(Stored entries)

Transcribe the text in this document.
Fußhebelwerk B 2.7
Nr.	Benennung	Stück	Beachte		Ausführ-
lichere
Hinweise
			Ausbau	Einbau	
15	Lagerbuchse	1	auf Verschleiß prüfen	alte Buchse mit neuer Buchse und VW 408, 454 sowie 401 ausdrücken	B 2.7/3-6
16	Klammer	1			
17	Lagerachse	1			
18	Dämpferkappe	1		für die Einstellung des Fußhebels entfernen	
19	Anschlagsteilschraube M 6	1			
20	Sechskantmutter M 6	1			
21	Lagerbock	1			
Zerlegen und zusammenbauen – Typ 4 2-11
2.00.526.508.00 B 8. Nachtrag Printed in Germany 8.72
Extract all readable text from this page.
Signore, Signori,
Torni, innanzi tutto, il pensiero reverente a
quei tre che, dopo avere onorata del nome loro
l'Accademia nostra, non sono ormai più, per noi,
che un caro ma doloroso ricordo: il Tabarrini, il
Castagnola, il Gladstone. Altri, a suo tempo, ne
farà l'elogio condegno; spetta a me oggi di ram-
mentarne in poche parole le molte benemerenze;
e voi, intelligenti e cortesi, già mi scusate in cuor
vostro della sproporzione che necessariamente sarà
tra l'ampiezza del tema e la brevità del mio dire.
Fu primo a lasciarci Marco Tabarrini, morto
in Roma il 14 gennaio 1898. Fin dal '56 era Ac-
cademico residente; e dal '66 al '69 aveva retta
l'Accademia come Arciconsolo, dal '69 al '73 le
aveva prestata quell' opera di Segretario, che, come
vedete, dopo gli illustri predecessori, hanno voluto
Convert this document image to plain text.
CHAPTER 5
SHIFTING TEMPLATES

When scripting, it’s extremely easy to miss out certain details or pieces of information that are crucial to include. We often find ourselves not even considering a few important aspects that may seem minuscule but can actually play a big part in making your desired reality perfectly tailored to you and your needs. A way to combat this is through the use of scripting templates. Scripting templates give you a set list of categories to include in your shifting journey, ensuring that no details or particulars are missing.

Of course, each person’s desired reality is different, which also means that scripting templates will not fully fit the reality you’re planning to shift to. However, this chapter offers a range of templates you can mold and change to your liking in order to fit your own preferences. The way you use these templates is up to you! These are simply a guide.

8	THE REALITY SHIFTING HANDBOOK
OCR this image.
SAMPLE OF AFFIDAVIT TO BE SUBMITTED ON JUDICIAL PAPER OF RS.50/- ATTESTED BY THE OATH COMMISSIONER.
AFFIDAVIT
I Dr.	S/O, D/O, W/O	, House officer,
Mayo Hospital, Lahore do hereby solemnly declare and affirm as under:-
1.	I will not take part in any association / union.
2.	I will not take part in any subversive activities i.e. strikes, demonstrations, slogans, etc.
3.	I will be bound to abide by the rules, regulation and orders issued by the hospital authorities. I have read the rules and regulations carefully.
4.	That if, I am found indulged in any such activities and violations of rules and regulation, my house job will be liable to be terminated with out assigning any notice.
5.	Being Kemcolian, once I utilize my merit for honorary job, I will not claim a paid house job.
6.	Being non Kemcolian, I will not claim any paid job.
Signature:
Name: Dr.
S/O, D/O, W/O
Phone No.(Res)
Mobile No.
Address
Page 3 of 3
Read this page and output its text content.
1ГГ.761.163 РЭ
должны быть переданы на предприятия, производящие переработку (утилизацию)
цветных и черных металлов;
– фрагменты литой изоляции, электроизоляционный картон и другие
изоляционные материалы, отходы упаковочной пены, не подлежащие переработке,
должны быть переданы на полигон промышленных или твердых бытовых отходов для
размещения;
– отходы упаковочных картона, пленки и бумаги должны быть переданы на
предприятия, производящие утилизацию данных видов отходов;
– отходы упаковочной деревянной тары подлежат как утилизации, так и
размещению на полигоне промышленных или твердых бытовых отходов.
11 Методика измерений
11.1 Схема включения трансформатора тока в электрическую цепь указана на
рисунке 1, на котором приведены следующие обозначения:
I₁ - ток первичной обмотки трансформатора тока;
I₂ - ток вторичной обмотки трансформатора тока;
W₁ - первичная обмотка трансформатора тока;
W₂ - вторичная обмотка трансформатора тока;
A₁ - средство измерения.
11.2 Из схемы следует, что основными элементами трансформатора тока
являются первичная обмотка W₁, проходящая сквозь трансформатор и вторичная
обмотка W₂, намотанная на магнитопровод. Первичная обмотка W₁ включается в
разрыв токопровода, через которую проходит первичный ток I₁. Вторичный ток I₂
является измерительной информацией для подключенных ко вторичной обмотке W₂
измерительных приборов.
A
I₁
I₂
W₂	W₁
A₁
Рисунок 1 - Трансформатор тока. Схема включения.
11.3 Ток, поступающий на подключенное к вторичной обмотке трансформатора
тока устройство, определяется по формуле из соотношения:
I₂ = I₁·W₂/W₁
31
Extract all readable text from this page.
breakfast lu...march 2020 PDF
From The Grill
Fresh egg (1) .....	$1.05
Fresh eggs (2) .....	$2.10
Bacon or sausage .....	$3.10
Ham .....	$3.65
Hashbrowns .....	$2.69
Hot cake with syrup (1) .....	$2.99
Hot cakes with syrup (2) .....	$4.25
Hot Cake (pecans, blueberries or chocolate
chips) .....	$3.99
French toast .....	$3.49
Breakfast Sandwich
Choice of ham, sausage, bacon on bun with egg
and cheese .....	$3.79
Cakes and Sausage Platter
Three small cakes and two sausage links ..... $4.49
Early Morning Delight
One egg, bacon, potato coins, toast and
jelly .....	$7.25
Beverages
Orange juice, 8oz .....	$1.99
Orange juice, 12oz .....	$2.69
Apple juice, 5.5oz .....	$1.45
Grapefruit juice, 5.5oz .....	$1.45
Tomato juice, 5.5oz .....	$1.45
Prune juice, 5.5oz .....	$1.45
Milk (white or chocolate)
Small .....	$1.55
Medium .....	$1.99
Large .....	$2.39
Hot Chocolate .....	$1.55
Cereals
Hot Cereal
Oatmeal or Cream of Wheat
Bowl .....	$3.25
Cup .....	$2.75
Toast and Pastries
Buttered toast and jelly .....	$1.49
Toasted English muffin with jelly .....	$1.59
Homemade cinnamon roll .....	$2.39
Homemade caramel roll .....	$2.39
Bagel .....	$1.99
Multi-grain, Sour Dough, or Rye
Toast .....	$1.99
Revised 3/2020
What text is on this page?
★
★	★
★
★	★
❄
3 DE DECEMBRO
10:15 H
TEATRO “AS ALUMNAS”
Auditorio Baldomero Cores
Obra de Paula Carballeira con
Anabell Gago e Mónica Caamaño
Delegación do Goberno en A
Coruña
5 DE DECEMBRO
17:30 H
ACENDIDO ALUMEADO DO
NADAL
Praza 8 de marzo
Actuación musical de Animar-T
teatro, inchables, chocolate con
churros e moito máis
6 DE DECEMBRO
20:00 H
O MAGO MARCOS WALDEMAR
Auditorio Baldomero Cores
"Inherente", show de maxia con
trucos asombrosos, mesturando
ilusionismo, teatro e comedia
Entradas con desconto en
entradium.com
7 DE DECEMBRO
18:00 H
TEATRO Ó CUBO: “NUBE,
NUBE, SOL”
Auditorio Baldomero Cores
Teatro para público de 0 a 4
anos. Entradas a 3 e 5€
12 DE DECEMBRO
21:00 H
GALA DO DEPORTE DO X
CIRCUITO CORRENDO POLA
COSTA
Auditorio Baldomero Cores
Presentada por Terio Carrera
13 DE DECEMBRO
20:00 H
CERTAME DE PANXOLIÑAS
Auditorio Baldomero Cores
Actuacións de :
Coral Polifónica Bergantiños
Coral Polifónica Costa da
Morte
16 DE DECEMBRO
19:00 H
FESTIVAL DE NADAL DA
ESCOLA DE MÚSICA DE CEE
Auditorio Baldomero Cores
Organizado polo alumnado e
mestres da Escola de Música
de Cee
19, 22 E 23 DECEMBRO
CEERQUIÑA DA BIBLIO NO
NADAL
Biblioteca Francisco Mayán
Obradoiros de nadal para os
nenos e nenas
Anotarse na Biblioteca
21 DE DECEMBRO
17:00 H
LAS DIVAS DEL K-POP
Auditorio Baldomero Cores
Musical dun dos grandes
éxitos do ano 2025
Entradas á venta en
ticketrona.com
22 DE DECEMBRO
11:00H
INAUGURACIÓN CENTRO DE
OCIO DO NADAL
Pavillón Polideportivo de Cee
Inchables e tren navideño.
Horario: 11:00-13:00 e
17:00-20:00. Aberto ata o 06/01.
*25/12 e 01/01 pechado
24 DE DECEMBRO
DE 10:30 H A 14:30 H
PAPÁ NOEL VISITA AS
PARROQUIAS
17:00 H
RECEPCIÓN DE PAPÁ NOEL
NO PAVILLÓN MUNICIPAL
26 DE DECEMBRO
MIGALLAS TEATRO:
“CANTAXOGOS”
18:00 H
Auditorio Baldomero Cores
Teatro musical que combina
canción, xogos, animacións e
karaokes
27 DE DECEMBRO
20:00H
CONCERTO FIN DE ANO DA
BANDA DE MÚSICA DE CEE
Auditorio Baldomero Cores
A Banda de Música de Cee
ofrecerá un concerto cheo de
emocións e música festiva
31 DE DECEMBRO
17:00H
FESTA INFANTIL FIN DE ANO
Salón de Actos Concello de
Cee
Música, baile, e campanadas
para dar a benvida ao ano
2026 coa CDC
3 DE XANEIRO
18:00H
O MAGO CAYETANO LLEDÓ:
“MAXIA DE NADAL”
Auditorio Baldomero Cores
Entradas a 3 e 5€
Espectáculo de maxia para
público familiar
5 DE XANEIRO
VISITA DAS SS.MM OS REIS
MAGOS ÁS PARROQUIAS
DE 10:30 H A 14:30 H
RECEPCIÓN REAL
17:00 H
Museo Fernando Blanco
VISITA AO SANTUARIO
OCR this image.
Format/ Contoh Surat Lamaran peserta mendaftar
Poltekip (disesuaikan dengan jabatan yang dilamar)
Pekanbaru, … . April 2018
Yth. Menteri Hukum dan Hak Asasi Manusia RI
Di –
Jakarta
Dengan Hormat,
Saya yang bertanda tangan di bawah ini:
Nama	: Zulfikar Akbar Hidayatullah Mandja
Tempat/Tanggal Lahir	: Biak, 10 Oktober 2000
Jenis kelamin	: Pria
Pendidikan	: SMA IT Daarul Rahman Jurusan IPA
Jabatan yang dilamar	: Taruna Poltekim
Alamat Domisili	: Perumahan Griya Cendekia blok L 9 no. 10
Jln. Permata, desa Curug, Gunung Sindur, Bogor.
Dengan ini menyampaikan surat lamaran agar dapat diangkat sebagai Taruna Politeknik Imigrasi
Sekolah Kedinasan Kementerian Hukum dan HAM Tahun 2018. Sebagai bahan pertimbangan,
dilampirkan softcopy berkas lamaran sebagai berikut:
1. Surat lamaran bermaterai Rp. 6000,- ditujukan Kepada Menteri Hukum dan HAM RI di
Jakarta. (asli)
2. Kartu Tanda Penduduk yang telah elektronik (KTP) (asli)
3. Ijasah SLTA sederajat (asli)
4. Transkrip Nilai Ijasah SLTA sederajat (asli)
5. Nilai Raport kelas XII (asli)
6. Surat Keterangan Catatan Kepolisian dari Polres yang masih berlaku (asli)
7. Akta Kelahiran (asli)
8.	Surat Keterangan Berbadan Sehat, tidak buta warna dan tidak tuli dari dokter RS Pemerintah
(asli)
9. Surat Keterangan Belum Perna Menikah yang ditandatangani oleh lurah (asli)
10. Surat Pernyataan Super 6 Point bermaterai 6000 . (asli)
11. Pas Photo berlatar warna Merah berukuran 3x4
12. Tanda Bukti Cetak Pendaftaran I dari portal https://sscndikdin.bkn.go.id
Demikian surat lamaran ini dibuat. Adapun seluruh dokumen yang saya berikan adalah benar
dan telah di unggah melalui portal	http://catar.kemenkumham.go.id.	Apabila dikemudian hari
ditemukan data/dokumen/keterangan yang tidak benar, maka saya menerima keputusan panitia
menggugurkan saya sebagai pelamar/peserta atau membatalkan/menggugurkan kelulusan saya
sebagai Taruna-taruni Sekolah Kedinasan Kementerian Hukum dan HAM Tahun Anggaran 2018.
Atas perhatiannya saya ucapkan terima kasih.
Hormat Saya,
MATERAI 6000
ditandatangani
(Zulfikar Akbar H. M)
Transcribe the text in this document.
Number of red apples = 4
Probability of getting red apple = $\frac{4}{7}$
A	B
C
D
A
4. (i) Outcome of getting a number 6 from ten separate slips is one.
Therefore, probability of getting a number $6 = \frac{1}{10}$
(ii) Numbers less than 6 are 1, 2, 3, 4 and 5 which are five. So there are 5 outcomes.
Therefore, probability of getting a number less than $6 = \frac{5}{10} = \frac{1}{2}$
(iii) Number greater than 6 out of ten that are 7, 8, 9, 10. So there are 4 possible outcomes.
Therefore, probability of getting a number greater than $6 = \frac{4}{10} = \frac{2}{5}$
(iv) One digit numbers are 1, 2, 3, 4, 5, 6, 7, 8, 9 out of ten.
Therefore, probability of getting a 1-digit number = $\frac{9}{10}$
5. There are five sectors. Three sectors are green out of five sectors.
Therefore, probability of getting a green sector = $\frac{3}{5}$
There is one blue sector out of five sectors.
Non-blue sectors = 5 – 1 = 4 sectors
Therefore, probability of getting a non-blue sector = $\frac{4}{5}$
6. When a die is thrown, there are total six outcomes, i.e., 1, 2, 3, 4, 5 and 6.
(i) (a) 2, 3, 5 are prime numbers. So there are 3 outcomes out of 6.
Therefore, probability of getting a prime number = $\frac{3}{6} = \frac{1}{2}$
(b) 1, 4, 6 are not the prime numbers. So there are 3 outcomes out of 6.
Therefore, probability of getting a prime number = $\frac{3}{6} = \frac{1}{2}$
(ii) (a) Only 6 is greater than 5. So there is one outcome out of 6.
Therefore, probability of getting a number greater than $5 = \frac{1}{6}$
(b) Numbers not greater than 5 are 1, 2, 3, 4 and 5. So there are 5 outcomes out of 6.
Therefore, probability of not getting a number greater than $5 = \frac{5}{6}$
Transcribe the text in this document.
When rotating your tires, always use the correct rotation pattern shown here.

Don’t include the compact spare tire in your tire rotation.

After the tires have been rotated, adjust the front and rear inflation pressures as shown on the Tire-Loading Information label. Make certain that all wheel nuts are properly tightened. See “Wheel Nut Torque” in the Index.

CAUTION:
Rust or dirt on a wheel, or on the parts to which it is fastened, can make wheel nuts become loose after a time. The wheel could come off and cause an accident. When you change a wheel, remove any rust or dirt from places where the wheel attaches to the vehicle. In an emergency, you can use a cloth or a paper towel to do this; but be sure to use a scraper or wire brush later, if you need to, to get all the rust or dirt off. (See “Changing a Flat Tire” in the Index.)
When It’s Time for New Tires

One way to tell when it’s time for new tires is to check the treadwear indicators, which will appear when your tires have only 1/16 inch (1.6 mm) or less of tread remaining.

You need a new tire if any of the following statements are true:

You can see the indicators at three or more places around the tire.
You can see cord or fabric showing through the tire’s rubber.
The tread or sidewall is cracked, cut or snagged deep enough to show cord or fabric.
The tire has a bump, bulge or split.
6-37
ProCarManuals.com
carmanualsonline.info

#### GOAL:
Tell how many lines include "Index". The number is the whole answer.

#### OUTPUT OF THE EXERCISE:
2